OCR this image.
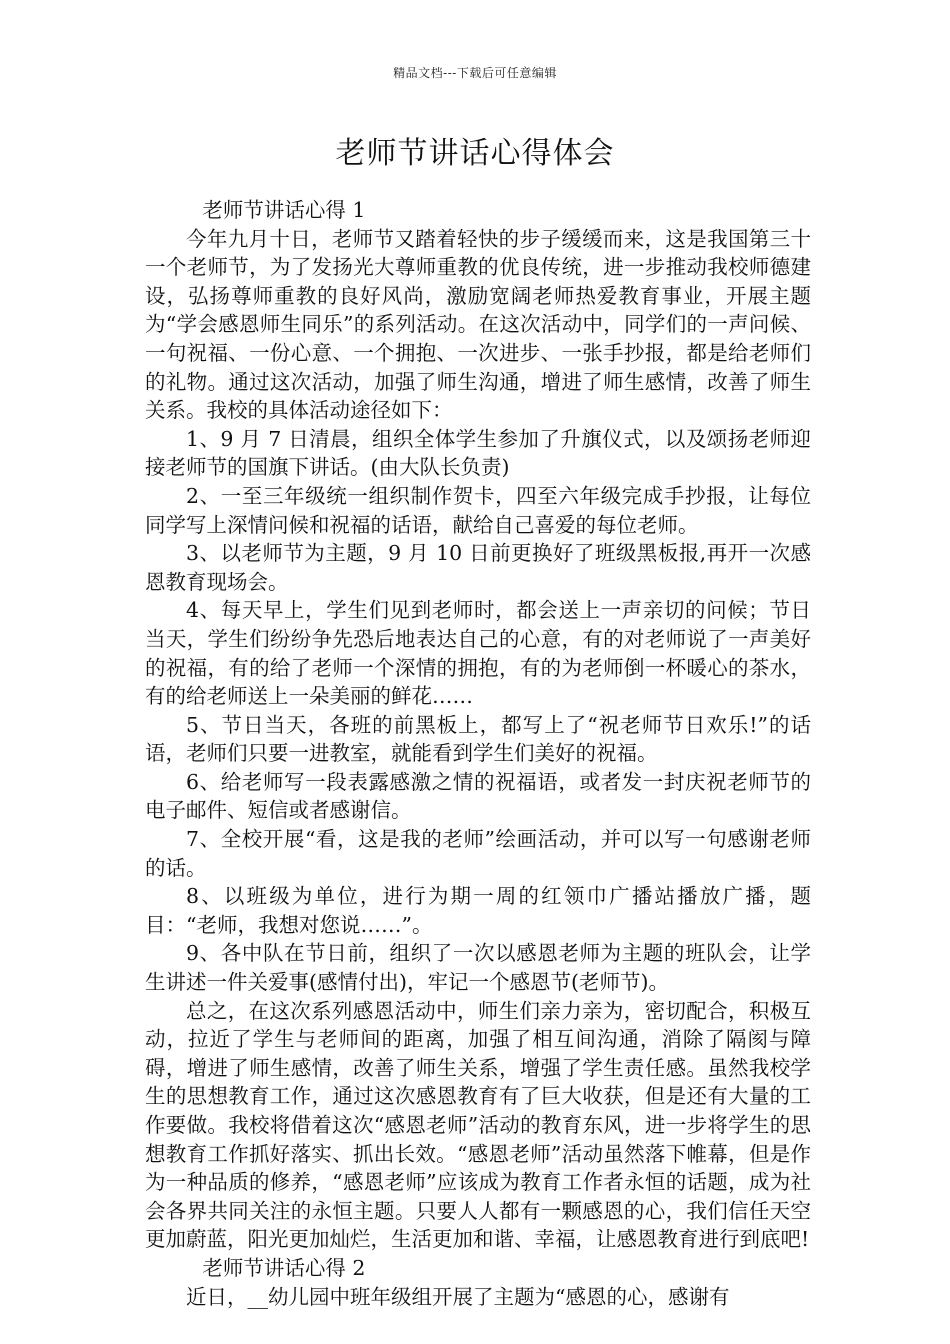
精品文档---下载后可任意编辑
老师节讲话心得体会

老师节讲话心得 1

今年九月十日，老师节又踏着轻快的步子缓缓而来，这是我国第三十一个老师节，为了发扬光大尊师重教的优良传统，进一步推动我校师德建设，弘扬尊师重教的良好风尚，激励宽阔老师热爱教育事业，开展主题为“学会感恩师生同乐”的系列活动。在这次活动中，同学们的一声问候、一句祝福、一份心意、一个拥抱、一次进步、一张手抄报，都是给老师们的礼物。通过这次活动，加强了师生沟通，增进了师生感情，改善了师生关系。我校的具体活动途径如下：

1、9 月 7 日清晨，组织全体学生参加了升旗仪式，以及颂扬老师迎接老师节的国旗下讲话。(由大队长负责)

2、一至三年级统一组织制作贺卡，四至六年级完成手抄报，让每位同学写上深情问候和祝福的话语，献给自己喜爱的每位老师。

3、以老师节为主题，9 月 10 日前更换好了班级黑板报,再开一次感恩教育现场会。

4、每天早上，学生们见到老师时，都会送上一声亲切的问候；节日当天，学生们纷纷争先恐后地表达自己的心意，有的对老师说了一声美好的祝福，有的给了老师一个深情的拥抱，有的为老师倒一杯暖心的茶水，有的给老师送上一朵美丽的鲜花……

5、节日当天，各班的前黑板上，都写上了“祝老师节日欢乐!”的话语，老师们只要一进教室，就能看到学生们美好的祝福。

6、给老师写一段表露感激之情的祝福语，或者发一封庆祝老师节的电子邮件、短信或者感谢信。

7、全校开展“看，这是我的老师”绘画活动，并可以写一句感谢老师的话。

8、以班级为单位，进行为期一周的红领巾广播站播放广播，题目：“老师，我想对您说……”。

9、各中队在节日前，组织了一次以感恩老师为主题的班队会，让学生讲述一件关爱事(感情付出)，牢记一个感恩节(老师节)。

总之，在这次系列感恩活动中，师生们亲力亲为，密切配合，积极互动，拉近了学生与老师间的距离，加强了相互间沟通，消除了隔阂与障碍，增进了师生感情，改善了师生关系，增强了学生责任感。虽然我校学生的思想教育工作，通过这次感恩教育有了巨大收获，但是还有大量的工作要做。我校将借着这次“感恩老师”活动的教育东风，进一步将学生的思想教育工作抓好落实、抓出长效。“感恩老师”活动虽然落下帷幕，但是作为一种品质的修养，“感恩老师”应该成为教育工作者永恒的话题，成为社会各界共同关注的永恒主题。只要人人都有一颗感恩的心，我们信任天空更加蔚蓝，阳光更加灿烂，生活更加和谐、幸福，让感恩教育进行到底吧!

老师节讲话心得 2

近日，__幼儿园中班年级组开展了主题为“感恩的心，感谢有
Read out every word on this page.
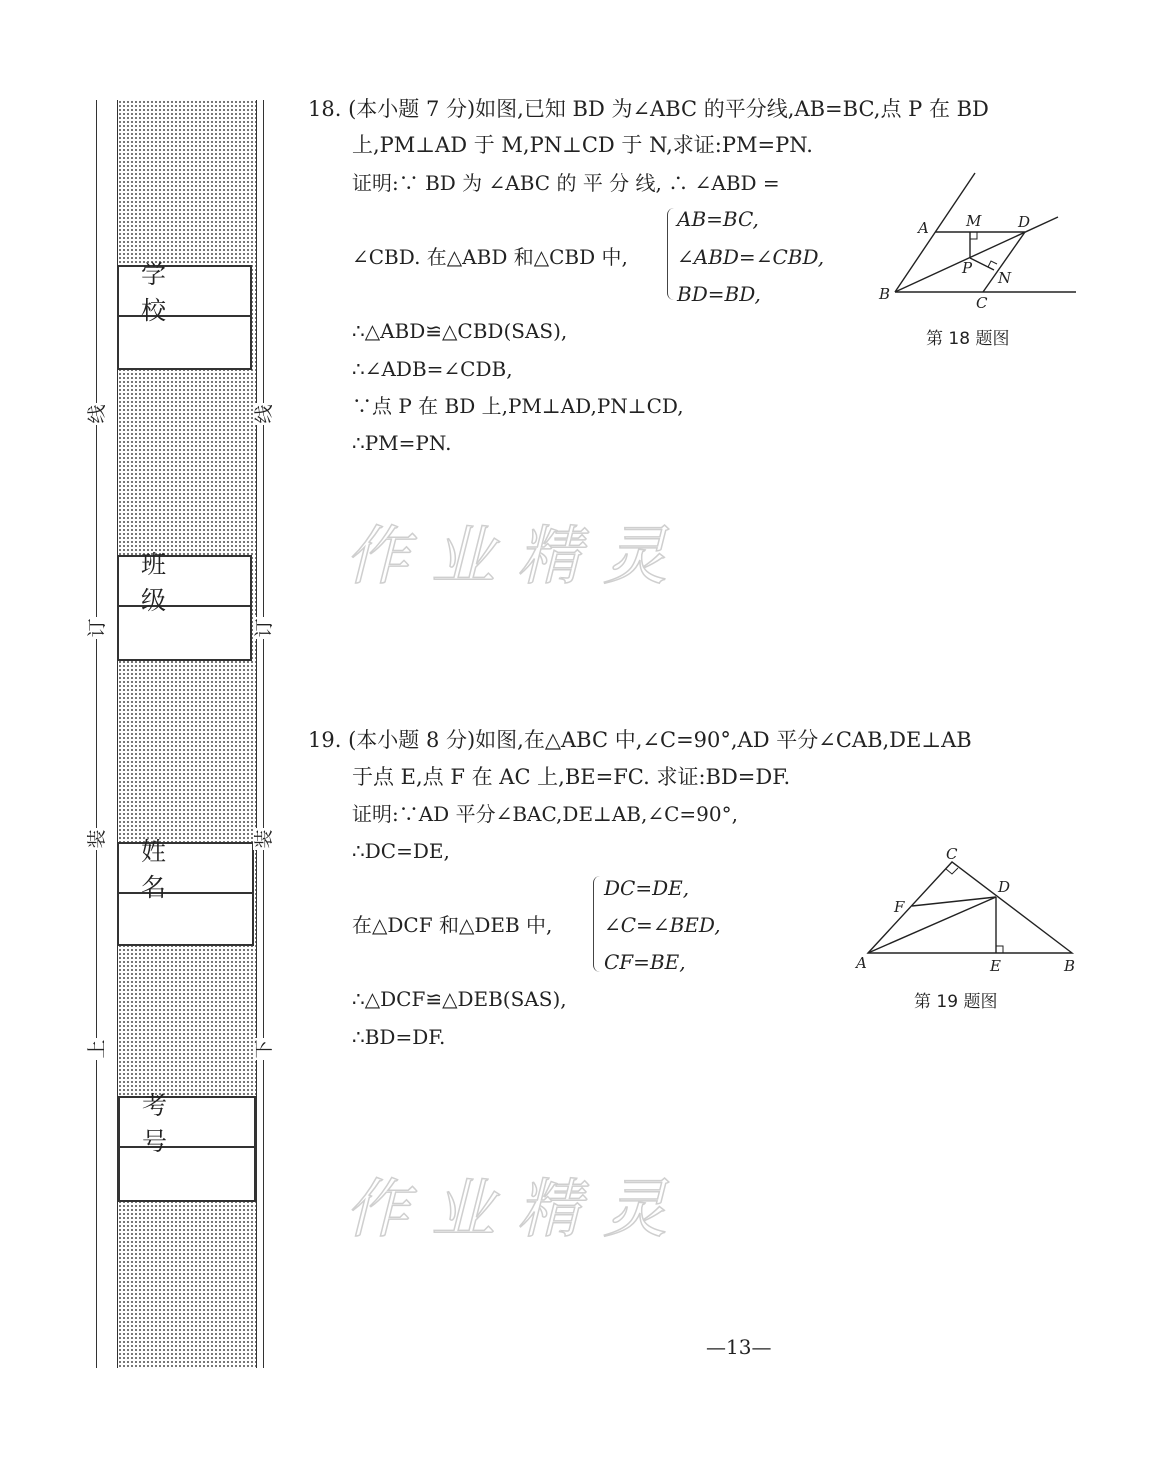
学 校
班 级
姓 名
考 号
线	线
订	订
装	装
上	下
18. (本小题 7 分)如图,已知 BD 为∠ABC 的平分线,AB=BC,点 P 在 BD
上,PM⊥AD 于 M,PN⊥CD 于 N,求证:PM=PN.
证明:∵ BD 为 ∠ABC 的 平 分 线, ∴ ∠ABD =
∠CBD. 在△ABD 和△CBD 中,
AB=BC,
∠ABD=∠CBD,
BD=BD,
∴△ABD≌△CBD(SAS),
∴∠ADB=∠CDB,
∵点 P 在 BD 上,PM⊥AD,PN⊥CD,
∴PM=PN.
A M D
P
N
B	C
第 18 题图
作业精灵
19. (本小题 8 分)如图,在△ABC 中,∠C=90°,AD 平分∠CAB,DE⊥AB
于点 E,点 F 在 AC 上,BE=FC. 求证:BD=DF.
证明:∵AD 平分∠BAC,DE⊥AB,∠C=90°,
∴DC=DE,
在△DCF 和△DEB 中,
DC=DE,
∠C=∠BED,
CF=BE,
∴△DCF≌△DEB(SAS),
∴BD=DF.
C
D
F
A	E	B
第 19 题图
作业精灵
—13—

__The problem__
Your task is to quote exactly the lines from the one with "Read out every word on this page." through the end of the material, both included, without reproducing any pictures.

__Final result__
Read out every word on this page.
学 校
班 级
姓 名
考 号
线	线
订	订
装	装
上	下
18. (本小题 7 分)如图,已知 BD 为∠ABC 的平分线,AB=BC,点 P 在 BD
上,PM⊥AD 于 M,PN⊥CD 于 N,求证:PM=PN.
证明:∵ BD 为 ∠ABC 的 平 分 线, ∴ ∠ABD =
∠CBD. 在△ABD 和△CBD 中,
AB=BC,
∠ABD=∠CBD,
BD=BD,
∴△ABD≌△CBD(SAS),
∴∠ADB=∠CDB,
∵点 P 在 BD 上,PM⊥AD,PN⊥CD,
∴PM=PN.
A M D
P
N
B	C
第 18 题图
作业精灵
19. (本小题 8 分)如图,在△ABC 中,∠C=90°,AD 平分∠CAB,DE⊥AB
于点 E,点 F 在 AC 上,BE=FC. 求证:BD=DF.
证明:∵AD 平分∠BAC,DE⊥AB,∠C=90°,
∴DC=DE,
在△DCF 和△DEB 中,
DC=DE,
∠C=∠BED,
CF=BE,
∴△DCF≌△DEB(SAS),
∴BD=DF.
C
D
F
A	E	B
第 19 题图
作业精灵
—13—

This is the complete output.